Stored data:
++++++

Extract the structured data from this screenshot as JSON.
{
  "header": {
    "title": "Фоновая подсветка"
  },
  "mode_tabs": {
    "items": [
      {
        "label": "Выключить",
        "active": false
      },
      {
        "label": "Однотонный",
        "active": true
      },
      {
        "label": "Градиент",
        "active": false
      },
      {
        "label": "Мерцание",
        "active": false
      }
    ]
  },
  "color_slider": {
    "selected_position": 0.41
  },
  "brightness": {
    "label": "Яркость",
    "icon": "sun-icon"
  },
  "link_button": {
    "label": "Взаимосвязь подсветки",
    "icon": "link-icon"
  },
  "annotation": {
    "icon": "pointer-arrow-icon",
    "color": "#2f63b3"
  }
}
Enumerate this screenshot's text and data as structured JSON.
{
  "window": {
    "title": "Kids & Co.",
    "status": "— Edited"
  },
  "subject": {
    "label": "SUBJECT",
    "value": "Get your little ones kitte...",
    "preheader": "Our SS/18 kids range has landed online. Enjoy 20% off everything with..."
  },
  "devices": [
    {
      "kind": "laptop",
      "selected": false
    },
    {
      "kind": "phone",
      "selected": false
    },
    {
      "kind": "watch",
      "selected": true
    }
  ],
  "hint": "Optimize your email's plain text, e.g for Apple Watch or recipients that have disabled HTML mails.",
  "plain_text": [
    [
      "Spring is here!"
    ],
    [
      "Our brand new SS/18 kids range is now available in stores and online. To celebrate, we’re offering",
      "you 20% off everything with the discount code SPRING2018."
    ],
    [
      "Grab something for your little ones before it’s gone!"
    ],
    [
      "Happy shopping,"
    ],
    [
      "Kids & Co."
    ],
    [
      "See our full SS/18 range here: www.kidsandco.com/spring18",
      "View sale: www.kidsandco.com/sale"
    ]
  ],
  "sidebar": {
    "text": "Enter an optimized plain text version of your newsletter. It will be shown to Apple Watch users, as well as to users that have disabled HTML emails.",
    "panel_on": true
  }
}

++++++

◆ What the task asks ◆
Where a line holds "label", copy that line.

◆ The response ◆
        "label": "Выключить",
        "label": "Однотонный",
        "label": "Градиент",
        "label": "Мерцание",
    "label": "Яркость",
    "label": "Взаимосвязь подсветки",
    "label": "SUBJECT",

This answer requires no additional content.